** Start Material for this exercise **

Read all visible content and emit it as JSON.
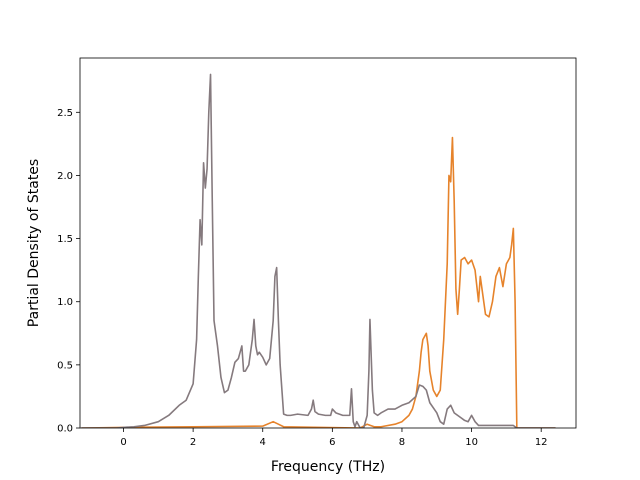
{
  "chart_data": {
    "type": "line",
    "xlabel": "Frequency (THz)",
    "ylabel": "Partial Density of States",
    "xlim": [
      -1.25,
      13.0
    ],
    "ylim": [
      0.0,
      2.93
    ],
    "xticks": [
      0,
      2,
      4,
      6,
      8,
      10,
      12
    ],
    "yticks": [
      0.0,
      0.5,
      1.0,
      1.5,
      2.0,
      2.5
    ],
    "xtick_labels": [
      "0",
      "2",
      "4",
      "6",
      "8",
      "10",
      "12"
    ],
    "ytick_labels": [
      "0.0",
      "0.5",
      "1.0",
      "1.5",
      "2.0",
      "2.5"
    ],
    "grid": false,
    "series": [
      {
        "color": "#e6832b",
        "x": [
          -1.2,
          0.0,
          2.0,
          4.0,
          4.3,
          4.45,
          4.6,
          6.8,
          7.0,
          7.2,
          7.4,
          7.8,
          8.0,
          8.2,
          8.3,
          8.4,
          8.5,
          8.55,
          8.6,
          8.7,
          8.75,
          8.8,
          8.9,
          9.0,
          9.1,
          9.2,
          9.3,
          9.35,
          9.4,
          9.45,
          9.5,
          9.55,
          9.6,
          9.65,
          9.7,
          9.8,
          9.9,
          10.0,
          10.1,
          10.2,
          10.25,
          10.3,
          10.35,
          10.4,
          10.5,
          10.6,
          10.7,
          10.8,
          10.9,
          11.0,
          11.1,
          11.15,
          11.2,
          11.25,
          11.3,
          11.5,
          12.4
        ],
        "y": [
          0.0,
          0.005,
          0.01,
          0.015,
          0.05,
          0.03,
          0.01,
          0.0,
          0.03,
          0.01,
          0.01,
          0.03,
          0.05,
          0.1,
          0.15,
          0.25,
          0.45,
          0.6,
          0.7,
          0.75,
          0.65,
          0.45,
          0.3,
          0.25,
          0.3,
          0.7,
          1.3,
          2.0,
          1.95,
          2.3,
          1.8,
          1.1,
          0.9,
          1.1,
          1.33,
          1.35,
          1.3,
          1.33,
          1.25,
          1.0,
          1.2,
          1.1,
          1.0,
          0.9,
          0.88,
          1.0,
          1.2,
          1.27,
          1.12,
          1.3,
          1.35,
          1.45,
          1.58,
          1.0,
          0.0,
          0.0,
          0.0
        ]
      },
      {
        "color": "#857a7e",
        "x": [
          -1.2,
          -0.2,
          0.0,
          0.3,
          0.6,
          1.0,
          1.3,
          1.6,
          1.8,
          2.0,
          2.1,
          2.15,
          2.2,
          2.25,
          2.3,
          2.35,
          2.4,
          2.45,
          2.5,
          2.52,
          2.55,
          2.6,
          2.65,
          2.7,
          2.8,
          2.9,
          3.0,
          3.1,
          3.2,
          3.3,
          3.4,
          3.45,
          3.5,
          3.6,
          3.7,
          3.75,
          3.8,
          3.85,
          3.9,
          4.0,
          4.1,
          4.2,
          4.3,
          4.35,
          4.4,
          4.45,
          4.5,
          4.6,
          4.7,
          4.8,
          5.0,
          5.3,
          5.4,
          5.45,
          5.5,
          5.6,
          5.8,
          5.95,
          6.0,
          6.1,
          6.3,
          6.5,
          6.55,
          6.6,
          6.65,
          6.7,
          6.8,
          6.9,
          7.0,
          7.05,
          7.08,
          7.1,
          7.15,
          7.2,
          7.3,
          7.4,
          7.6,
          7.8,
          8.0,
          8.2,
          8.4,
          8.5,
          8.6,
          8.7,
          8.8,
          9.0,
          9.1,
          9.2,
          9.3,
          9.4,
          9.5,
          9.6,
          9.7,
          9.8,
          9.9,
          10.0,
          10.1,
          10.2,
          10.5,
          11.0,
          11.2,
          11.3,
          12.4
        ],
        "y": [
          0.0,
          0.0,
          0.005,
          0.01,
          0.02,
          0.05,
          0.1,
          0.18,
          0.22,
          0.35,
          0.7,
          1.2,
          1.65,
          1.45,
          2.1,
          1.9,
          2.05,
          2.5,
          2.8,
          2.4,
          1.8,
          0.85,
          0.75,
          0.65,
          0.4,
          0.28,
          0.3,
          0.4,
          0.52,
          0.55,
          0.65,
          0.45,
          0.45,
          0.5,
          0.7,
          0.86,
          0.65,
          0.58,
          0.6,
          0.56,
          0.5,
          0.55,
          0.85,
          1.2,
          1.27,
          0.85,
          0.5,
          0.11,
          0.1,
          0.1,
          0.11,
          0.1,
          0.15,
          0.22,
          0.13,
          0.11,
          0.1,
          0.1,
          0.15,
          0.12,
          0.1,
          0.1,
          0.31,
          0.05,
          0.01,
          0.05,
          0.0,
          0.0,
          0.1,
          0.45,
          0.86,
          0.7,
          0.3,
          0.12,
          0.1,
          0.12,
          0.15,
          0.15,
          0.18,
          0.2,
          0.25,
          0.34,
          0.33,
          0.3,
          0.2,
          0.12,
          0.05,
          0.03,
          0.15,
          0.18,
          0.12,
          0.1,
          0.08,
          0.06,
          0.05,
          0.1,
          0.05,
          0.02,
          0.02,
          0.02,
          0.02,
          0.0,
          0.0
        ]
      }
    ]
  }
}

** End Material for this exercise **

_Exercise directions_:
Repeat the full listing above exactly, with no pictures in the copy.

_Final result_:
Read all visible content and emit it as JSON.
{
  "chart_data": {
    "type": "line",
    "xlabel": "Frequency (THz)",
    "ylabel": "Partial Density of States",
    "xlim": [
      -1.25,
      13.0
    ],
    "ylim": [
      0.0,
      2.93
    ],
    "xticks": [
      0,
      2,
      4,
      6,
      8,
      10,
      12
    ],
    "yticks": [
      0.0,
      0.5,
      1.0,
      1.5,
      2.0,
      2.5
    ],
    "xtick_labels": [
      "0",
      "2",
      "4",
      "6",
      "8",
      "10",
      "12"
    ],
    "ytick_labels": [
      "0.0",
      "0.5",
      "1.0",
      "1.5",
      "2.0",
      "2.5"
    ],
    "grid": false,
    "series": [
      {
        "color": "#e6832b",
        "x": [
          -1.2,
          0.0,
          2.0,
          4.0,
          4.3,
          4.45,
          4.6,
          6.8,
          7.0,
          7.2,
          7.4,
          7.8,
          8.0,
          8.2,
          8.3,
          8.4,
          8.5,
          8.55,
          8.6,
          8.7,
          8.75,
          8.8,
          8.9,
          9.0,
          9.1,
          9.2,
          9.3,
          9.35,
          9.4,
          9.45,
          9.5,
          9.55,
          9.6,
          9.65,
          9.7,
          9.8,
          9.9,
          10.0,
          10.1,
          10.2,
          10.25,
          10.3,
          10.35,
          10.4,
          10.5,
          10.6,
          10.7,
          10.8,
          10.9,
          11.0,
          11.1,
          11.15,
          11.2,
          11.25,
          11.3,
          11.5,
          12.4
        ],
        "y": [
          0.0,
          0.005,
          0.01,
          0.015,
          0.05,
          0.03,
          0.01,
          0.0,
          0.03,
          0.01,
          0.01,
          0.03,
          0.05,
          0.1,
          0.15,
          0.25,
          0.45,
          0.6,
          0.7,
          0.75,
          0.65,
          0.45,
          0.3,
          0.25,
          0.3,
          0.7,
          1.3,
          2.0,
          1.95,
          2.3,
          1.8,
          1.1,
          0.9,
          1.1,
          1.33,
          1.35,
          1.3,
          1.33,
          1.25,
          1.0,
          1.2,
          1.1,
          1.0,
          0.9,
          0.88,
          1.0,
          1.2,
          1.27,
          1.12,
          1.3,
          1.35,
          1.45,
          1.58,
          1.0,
          0.0,
          0.0,
          0.0
        ]
      },
      {
        "color": "#857a7e",
        "x": [
          -1.2,
          -0.2,
          0.0,
          0.3,
          0.6,
          1.0,
          1.3,
          1.6,
          1.8,
          2.0,
          2.1,
          2.15,
          2.2,
          2.25,
          2.3,
          2.35,
          2.4,
          2.45,
          2.5,
          2.52,
          2.55,
          2.6,
          2.65,
          2.7,
          2.8,
          2.9,
          3.0,
          3.1,
          3.2,
          3.3,
          3.4,
          3.45,
          3.5,
          3.6,
          3.7,
          3.75,
          3.8,
          3.85,
          3.9,
          4.0,
          4.1,
          4.2,
          4.3,
          4.35,
          4.4,
          4.45,
          4.5,
          4.6,
          4.7,
          4.8,
          5.0,
          5.3,
          5.4,
          5.45,
          5.5,
          5.6,
          5.8,
          5.95,
          6.0,
          6.1,
          6.3,
          6.5,
          6.55,
          6.6,
          6.65,
          6.7,
          6.8,
          6.9,
          7.0,
          7.05,
          7.08,
          7.1,
          7.15,
          7.2,
          7.3,
          7.4,
          7.6,
          7.8,
          8.0,
          8.2,
          8.4,
          8.5,
          8.6,
          8.7,
          8.8,
          9.0,
          9.1,
          9.2,
          9.3,
          9.4,
          9.5,
          9.6,
          9.7,
          9.8,
          9.9,
          10.0,
          10.1,
          10.2,
          10.5,
          11.0,
          11.2,
          11.3,
          12.4
        ],
        "y": [
          0.0,
          0.0,
          0.005,
          0.01,
          0.02,
          0.05,
          0.1,
          0.18,
          0.22,
          0.35,
          0.7,
          1.2,
          1.65,
          1.45,
          2.1,
          1.9,
          2.05,
          2.5,
          2.8,
          2.4,
          1.8,
          0.85,
          0.75,
          0.65,
          0.4,
          0.28,
          0.3,
          0.4,
          0.52,
          0.55,
          0.65,
          0.45,
          0.45,
          0.5,
          0.7,
          0.86,
          0.65,
          0.58,
          0.6,
          0.56,
          0.5,
          0.55,
          0.85,
          1.2,
          1.27,
          0.85,
          0.5,
          0.11,
          0.1,
          0.1,
          0.11,
          0.1,
          0.15,
          0.22,
          0.13,
          0.11,
          0.1,
          0.1,
          0.15,
          0.12,
          0.1,
          0.1,
          0.31,
          0.05,
          0.01,
          0.05,
          0.0,
          0.0,
          0.1,
          0.45,
          0.86,
          0.7,
          0.3,
          0.12,
          0.1,
          0.12,
          0.15,
          0.15,
          0.18,
          0.2,
          0.25,
          0.34,
          0.33,
          0.3,
          0.2,
          0.12,
          0.05,
          0.03,
          0.15,
          0.18,
          0.12,
          0.1,
          0.08,
          0.06,
          0.05,
          0.1,
          0.05,
          0.02,
          0.02,
          0.02,
          0.02,
          0.0,
          0.0
        ]
      }
    ]
  }
}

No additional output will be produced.